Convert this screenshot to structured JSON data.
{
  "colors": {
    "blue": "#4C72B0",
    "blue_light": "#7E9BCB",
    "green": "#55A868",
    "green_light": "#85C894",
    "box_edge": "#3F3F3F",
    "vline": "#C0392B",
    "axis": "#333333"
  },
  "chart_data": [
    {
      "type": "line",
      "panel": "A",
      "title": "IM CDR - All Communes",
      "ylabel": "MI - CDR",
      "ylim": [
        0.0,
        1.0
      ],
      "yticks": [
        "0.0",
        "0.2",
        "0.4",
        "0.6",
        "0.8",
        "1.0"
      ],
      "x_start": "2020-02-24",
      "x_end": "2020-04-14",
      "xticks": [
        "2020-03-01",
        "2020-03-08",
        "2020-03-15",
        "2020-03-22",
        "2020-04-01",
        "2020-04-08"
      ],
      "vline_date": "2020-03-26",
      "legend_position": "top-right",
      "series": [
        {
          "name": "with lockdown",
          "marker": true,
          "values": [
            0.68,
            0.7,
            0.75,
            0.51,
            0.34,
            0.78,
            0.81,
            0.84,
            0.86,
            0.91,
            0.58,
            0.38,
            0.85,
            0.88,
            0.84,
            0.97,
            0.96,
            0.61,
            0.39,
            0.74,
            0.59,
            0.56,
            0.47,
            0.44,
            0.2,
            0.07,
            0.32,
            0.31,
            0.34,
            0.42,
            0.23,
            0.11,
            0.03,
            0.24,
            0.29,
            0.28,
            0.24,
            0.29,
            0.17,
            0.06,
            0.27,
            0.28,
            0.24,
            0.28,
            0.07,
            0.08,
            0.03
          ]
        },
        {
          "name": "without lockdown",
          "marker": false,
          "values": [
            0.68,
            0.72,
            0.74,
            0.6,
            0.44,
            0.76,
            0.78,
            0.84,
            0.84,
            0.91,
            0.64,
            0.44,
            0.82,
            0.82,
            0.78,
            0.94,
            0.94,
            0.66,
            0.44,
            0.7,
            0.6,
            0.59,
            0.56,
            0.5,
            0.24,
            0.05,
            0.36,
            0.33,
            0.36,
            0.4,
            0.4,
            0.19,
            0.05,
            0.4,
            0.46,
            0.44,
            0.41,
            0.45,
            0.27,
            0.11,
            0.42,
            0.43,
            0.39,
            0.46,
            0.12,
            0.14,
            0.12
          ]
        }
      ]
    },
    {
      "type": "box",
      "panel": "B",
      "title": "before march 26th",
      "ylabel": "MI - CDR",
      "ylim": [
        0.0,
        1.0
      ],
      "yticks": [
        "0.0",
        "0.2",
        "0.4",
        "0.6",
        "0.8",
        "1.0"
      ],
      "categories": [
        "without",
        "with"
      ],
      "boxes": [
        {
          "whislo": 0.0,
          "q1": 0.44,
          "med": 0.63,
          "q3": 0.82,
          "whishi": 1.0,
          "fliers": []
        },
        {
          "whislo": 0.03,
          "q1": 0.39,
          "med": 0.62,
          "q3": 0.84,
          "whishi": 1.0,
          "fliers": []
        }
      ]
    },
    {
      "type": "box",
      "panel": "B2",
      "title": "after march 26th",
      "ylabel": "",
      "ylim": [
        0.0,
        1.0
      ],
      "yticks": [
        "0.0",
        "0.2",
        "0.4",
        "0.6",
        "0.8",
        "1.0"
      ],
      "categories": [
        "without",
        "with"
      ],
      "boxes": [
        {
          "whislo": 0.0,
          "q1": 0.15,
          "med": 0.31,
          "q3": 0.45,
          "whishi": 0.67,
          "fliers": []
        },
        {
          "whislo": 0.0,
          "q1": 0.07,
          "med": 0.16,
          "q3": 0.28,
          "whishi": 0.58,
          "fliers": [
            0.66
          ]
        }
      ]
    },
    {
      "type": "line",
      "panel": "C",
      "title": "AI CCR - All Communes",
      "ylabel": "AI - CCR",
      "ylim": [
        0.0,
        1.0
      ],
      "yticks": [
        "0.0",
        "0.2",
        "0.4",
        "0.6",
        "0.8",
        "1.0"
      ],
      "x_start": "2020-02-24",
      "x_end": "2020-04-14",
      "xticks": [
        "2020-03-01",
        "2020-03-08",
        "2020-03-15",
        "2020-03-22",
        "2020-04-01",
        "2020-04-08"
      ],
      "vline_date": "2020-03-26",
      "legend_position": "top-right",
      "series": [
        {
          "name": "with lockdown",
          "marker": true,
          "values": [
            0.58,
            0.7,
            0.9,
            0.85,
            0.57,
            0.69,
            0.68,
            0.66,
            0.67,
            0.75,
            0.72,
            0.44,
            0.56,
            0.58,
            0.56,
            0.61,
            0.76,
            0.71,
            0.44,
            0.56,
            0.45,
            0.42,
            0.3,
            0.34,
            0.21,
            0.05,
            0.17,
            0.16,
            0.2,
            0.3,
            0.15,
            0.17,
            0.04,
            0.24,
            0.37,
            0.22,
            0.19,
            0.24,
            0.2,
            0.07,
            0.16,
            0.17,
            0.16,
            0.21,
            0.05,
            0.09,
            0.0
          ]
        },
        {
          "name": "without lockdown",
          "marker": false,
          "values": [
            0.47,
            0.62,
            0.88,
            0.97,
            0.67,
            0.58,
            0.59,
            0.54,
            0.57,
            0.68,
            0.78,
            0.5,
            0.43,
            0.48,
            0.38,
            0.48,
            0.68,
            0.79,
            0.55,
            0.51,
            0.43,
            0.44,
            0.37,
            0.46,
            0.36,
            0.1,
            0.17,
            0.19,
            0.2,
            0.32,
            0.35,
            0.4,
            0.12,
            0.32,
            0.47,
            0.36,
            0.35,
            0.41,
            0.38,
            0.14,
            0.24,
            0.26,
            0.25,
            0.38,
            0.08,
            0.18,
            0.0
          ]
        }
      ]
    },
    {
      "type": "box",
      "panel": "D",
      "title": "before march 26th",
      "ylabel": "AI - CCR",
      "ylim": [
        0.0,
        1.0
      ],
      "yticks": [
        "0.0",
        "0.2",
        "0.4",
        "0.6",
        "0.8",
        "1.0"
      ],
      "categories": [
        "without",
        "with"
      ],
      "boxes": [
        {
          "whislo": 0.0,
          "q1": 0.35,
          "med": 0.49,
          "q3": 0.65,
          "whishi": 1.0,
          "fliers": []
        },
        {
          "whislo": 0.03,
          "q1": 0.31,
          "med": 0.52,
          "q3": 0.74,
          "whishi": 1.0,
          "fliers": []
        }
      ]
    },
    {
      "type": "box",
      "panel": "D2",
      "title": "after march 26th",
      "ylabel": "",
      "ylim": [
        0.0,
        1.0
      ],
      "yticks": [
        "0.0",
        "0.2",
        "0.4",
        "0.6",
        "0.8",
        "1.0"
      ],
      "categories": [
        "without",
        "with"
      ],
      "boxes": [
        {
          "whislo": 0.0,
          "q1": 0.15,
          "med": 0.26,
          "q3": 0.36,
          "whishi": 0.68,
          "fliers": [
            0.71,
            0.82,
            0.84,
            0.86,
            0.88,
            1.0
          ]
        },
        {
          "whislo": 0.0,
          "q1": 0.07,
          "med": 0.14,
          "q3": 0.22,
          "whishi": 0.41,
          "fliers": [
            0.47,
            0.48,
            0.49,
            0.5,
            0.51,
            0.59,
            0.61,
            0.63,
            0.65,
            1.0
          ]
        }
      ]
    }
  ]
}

————

* **THE EXERCISE**: Please quote the records above exactly, without skipping a line.

* **OUTPUT OF THE EXERCISE**:
Convert this screenshot to structured JSON data.
{
  "colors": {
    "blue": "#4C72B0",
    "blue_light": "#7E9BCB",
    "green": "#55A868",
    "green_light": "#85C894",
    "box_edge": "#3F3F3F",
    "vline": "#C0392B",
    "axis": "#333333"
  },
  "chart_data": [
    {
      "type": "line",
      "panel": "A",
      "title": "IM CDR - All Communes",
      "ylabel": "MI - CDR",
      "ylim": [
        0.0,
        1.0
      ],
      "yticks": [
        "0.0",
        "0.2",
        "0.4",
        "0.6",
        "0.8",
        "1.0"
      ],
      "x_start": "2020-02-24",
      "x_end": "2020-04-14",
      "xticks": [
        "2020-03-01",
        "2020-03-08",
        "2020-03-15",
        "2020-03-22",
        "2020-04-01",
        "2020-04-08"
      ],
      "vline_date": "2020-03-26",
      "legend_position": "top-right",
      "series": [
        {
          "name": "with lockdown",
          "marker": true,
          "values": [
            0.68,
            0.7,
            0.75,
            0.51,
            0.34,
            0.78,
            0.81,
            0.84,
            0.86,
            0.91,
            0.58,
            0.38,
            0.85,
            0.88,
            0.84,
            0.97,
            0.96,
            0.61,
            0.39,
            0.74,
            0.59,
            0.56,
            0.47,
            0.44,
            0.2,
            0.07,
            0.32,
            0.31,
            0.34,
            0.42,
            0.23,
            0.11,
            0.03,
            0.24,
            0.29,
            0.28,
            0.24,
            0.29,
            0.17,
            0.06,
            0.27,
            0.28,
            0.24,
            0.28,
            0.07,
            0.08,
            0.03
          ]
        },
        {
          "name": "without lockdown",
          "marker": false,
          "values": [
            0.68,
            0.72,
            0.74,
            0.6,
            0.44,
            0.76,
            0.78,
            0.84,
            0.84,
            0.91,
            0.64,
            0.44,
            0.82,
            0.82,
            0.78,
            0.94,
            0.94,
            0.66,
            0.44,
            0.7,
            0.6,
            0.59,
            0.56,
            0.5,
            0.24,
            0.05,
            0.36,
            0.33,
            0.36,
            0.4,
            0.4,
            0.19,
            0.05,
            0.4,
            0.46,
            0.44,
            0.41,
            0.45,
            0.27,
            0.11,
            0.42,
            0.43,
            0.39,
            0.46,
            0.12,
            0.14,
            0.12
          ]
        }
      ]
    },
    {
      "type": "box",
      "panel": "B",
      "title": "before march 26th",
      "ylabel": "MI - CDR",
      "ylim": [
        0.0,
        1.0
      ],
      "yticks": [
        "0.0",
        "0.2",
        "0.4",
        "0.6",
        "0.8",
        "1.0"
      ],
      "categories": [
        "without",
        "with"
      ],
      "boxes": [
        {
          "whislo": 0.0,
          "q1": 0.44,
          "med": 0.63,
          "q3": 0.82,
          "whishi": 1.0,
          "fliers": []
        },
        {
          "whislo": 0.03,
          "q1": 0.39,
          "med": 0.62,
          "q3": 0.84,
          "whishi": 1.0,
          "fliers": []
        }
      ]
    },
    {
      "type": "box",
      "panel": "B2",
      "title": "after march 26th",
      "ylabel": "",
      "ylim": [
        0.0,
        1.0
      ],
      "yticks": [
        "0.0",
        "0.2",
        "0.4",
        "0.6",
        "0.8",
        "1.0"
      ],
      "categories": [
        "without",
        "with"
      ],
      "boxes": [
        {
          "whislo": 0.0,
          "q1": 0.15,
          "med": 0.31,
          "q3": 0.45,
          "whishi": 0.67,
          "fliers": []
        },
        {
          "whislo": 0.0,
          "q1": 0.07,
          "med": 0.16,
          "q3": 0.28,
          "whishi": 0.58,
          "fliers": [
            0.66
          ]
        }
      ]
    },
    {
      "type": "line",
      "panel": "C",
      "title": "AI CCR - All Communes",
      "ylabel": "AI - CCR",
      "ylim": [
        0.0,
        1.0
      ],
      "yticks": [
        "0.0",
        "0.2",
        "0.4",
        "0.6",
        "0.8",
        "1.0"
      ],
      "x_start": "2020-02-24",
      "x_end": "2020-04-14",
      "xticks": [
        "2020-03-01",
        "2020-03-08",
        "2020-03-15",
        "2020-03-22",
        "2020-04-01",
        "2020-04-08"
      ],
      "vline_date": "2020-03-26",
      "legend_position": "top-right",
      "series": [
        {
          "name": "with lockdown",
          "marker": true,
          "values": [
            0.58,
            0.7,
            0.9,
            0.85,
            0.57,
            0.69,
            0.68,
            0.66,
            0.67,
            0.75,
            0.72,
            0.44,
            0.56,
            0.58,
            0.56,
            0.61,
            0.76,
            0.71,
            0.44,
            0.56,
            0.45,
            0.42,
            0.3,
            0.34,
            0.21,
            0.05,
            0.17,
            0.16,
            0.2,
            0.3,
            0.15,
            0.17,
            0.04,
            0.24,
            0.37,
            0.22,
            0.19,
            0.24,
            0.2,
            0.07,
            0.16,
            0.17,
            0.16,
            0.21,
            0.05,
            0.09,
            0.0
          ]
        },
        {
          "name": "without lockdown",
          "marker": false,
          "values": [
            0.47,
            0.62,
            0.88,
            0.97,
            0.67,
            0.58,
            0.59,
            0.54,
            0.57,
            0.68,
            0.78,
            0.5,
            0.43,
            0.48,
            0.38,
            0.48,
            0.68,
            0.79,
            0.55,
            0.51,
            0.43,
            0.44,
            0.37,
            0.46,
            0.36,
            0.1,
            0.17,
            0.19,
            0.2,
            0.32,
            0.35,
            0.4,
            0.12,
            0.32,
            0.47,
            0.36,
            0.35,
            0.41,
            0.38,
            0.14,
            0.24,
            0.26,
            0.25,
            0.38,
            0.08,
            0.18,
            0.0
          ]
        }
      ]
    },
    {
      "type": "box",
      "panel": "D",
      "title": "before march 26th",
      "ylabel": "AI - CCR",
      "ylim": [
        0.0,
        1.0
      ],
      "yticks": [
        "0.0",
        "0.2",
        "0.4",
        "0.6",
        "0.8",
        "1.0"
      ],
      "categories": [
        "without",
        "with"
      ],
      "boxes": [
        {
          "whislo": 0.0,
          "q1": 0.35,
          "med": 0.49,
          "q3": 0.65,
          "whishi": 1.0,
          "fliers": []
        },
        {
          "whislo": 0.03,
          "q1": 0.31,
          "med": 0.52,
          "q3": 0.74,
          "whishi": 1.0,
          "fliers": []
        }
      ]
    },
    {
      "type": "box",
      "panel": "D2",
      "title": "after march 26th",
      "ylabel": "",
      "ylim": [
        0.0,
        1.0
      ],
      "yticks": [
        "0.0",
        "0.2",
        "0.4",
        "0.6",
        "0.8",
        "1.0"
      ],
      "categories": [
        "without",
        "with"
      ],
      "boxes": [
        {
          "whislo": 0.0,
          "q1": 0.15,
          "med": 0.26,
          "q3": 0.36,
          "whishi": 0.68,
          "fliers": [
            0.71,
            0.82,
            0.84,
            0.86,
            0.88,
            1.0
          ]
        },
        {
          "whislo": 0.0,
          "q1": 0.07,
          "med": 0.14,
          "q3": 0.22,
          "whishi": 0.41,
          "fliers": [
            0.47,
            0.48,
            0.49,
            0.5,
            0.51,
            0.59,
            0.61,
            0.63,
            0.65,
            1.0
          ]
        }
      ]
    }
  ]
}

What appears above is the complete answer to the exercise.